Jobs
A. From the ski review text, list every measurement stated with a unit, along with what each one describes.
B. Write the next portion of the ski review, beginning right after its final sentence.

Selected text
--- begin ---

A handmade Colorado ski gets put through its paces on hardpack, groomers, and 2,200 vertical feet of early-morning corduroy.
First Runs
Colorado is having a drought of a winter. That fact announced itself at Copper Mountain almost immediately – thin cover on the upper mountain, exposed rock lurking beneath anything ungroomed, and a cold that had locked the snowpack into a surface somewhere between hardpack and stubbornness. Not ideal conditions for a ski review. But pretty good conditions for finding out what a ski is actually made of.
The skis in question were a pair of Meier Wranglers, demo’d courtesy of the brand. A 185cm all-mountain ski handmade roughly 75 miles east, in a Denver shop on South Broadway where the cores are milled, the layers pressed, and the finished product skied by the people who built it. That last part matters more than it might sound. You can feel it underfoot.
Given the thin cover and the fact that these were demo skis on loan, the first order of business was staying low and staying smart. The Sierra lift area and Super Bee offered some steeper terrain worth exploring, but the bumps were off the table. Thin snow and aging knees made that an easy call. What remained was hardpack, groomers, and a mission to hit early-morning corduroy before the crowds got to it first.
Getting Acquainted
The Wrangler runs 94mm underfoot. My normal frontside skis measure 82mm. That 12mm difference is noticeable from the first turn – it shifts the geometry, changes the timing of edge engagement, and makes itself known when you’re pushing speed. The first couple of runs were an honest adjustment period.

--- end ---

Entries
--- begin ---

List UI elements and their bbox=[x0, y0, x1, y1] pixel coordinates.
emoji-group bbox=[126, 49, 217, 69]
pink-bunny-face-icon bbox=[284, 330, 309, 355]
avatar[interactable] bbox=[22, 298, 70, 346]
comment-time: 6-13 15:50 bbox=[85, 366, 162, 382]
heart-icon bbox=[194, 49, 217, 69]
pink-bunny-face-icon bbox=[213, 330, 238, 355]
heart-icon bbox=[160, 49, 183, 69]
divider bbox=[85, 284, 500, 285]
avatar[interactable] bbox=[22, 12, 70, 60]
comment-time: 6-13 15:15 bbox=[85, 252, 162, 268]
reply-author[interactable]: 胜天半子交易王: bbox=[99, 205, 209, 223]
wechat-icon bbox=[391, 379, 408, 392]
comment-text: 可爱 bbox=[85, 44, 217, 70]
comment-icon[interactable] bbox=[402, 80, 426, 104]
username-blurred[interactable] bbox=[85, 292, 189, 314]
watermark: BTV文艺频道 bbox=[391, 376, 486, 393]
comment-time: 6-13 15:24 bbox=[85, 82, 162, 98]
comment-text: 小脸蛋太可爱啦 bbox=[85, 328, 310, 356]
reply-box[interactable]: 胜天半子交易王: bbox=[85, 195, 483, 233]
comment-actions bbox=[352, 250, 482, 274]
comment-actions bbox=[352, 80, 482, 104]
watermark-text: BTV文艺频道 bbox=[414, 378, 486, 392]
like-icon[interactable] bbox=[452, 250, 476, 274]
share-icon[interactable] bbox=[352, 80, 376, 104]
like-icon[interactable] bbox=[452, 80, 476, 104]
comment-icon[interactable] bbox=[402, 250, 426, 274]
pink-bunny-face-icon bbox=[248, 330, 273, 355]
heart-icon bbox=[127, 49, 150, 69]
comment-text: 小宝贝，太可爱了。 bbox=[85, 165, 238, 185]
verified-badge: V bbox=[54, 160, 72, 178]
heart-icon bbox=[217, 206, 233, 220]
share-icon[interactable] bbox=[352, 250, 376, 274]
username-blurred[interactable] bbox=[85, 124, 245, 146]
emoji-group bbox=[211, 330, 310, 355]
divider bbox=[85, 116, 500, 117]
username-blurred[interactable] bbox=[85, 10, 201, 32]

--- end ---

Results of the tasks
A.
- 2,200 vertical feet: the early-morning corduroy the ski was tested on
- 185cm: the length of the Meier Wrangler
- roughly 75 miles: the distance east to the Denver shop where the ski is made
- 94mm: the Wrangler's width underfoot
- 82mm: the width of the reviewer's normal frontside skis
- 12mm: the difference between the two widths

B.
Turns to the left, with my dominant right foot driving, felt comfortable from the start. Edge hold was clean and the ski went where it was pointed. Turns to the right were a different story early on. The edge of the left ski was sliding out a touch, not holding the way I was accustomed to. That turned out to be a skier technique issue rather than a ski issue. A wider platform asks for more deliberate pressure across the whole foot, especially through the ball of the foot and the big toe on the inside edge. Once I started consciously committing my left foot into each turn the same way my right side was doing it naturally, the Wrangler locked in and stopped sliding.
That adjustment period is worth understanding. A softer, more forgiving ski might have masked the imbalance and let it go unnoticed. The Wrangler asked for proper technique and rewarded it when it got there. For a skier paying attention, that kind of honest feedback is genuinely useful.
Michelle Kidd Eynon, who handles marketing at Meier, describes the Wrangler’s design intent in a way that matches what the mountain confirmed. The goal, she explains, was to build something that felt quicker edge-to-edge and more versatile across firm conditions than the wider Big Hoss, without losing that ski’s personality. Dropping it 10mm underfoot made it more accessible to a broader range of skier sizes and ability levels, she says, while keeping the stability and confidence. On the hardpack over President’s Day at Copper, that balance was exactly as she described it.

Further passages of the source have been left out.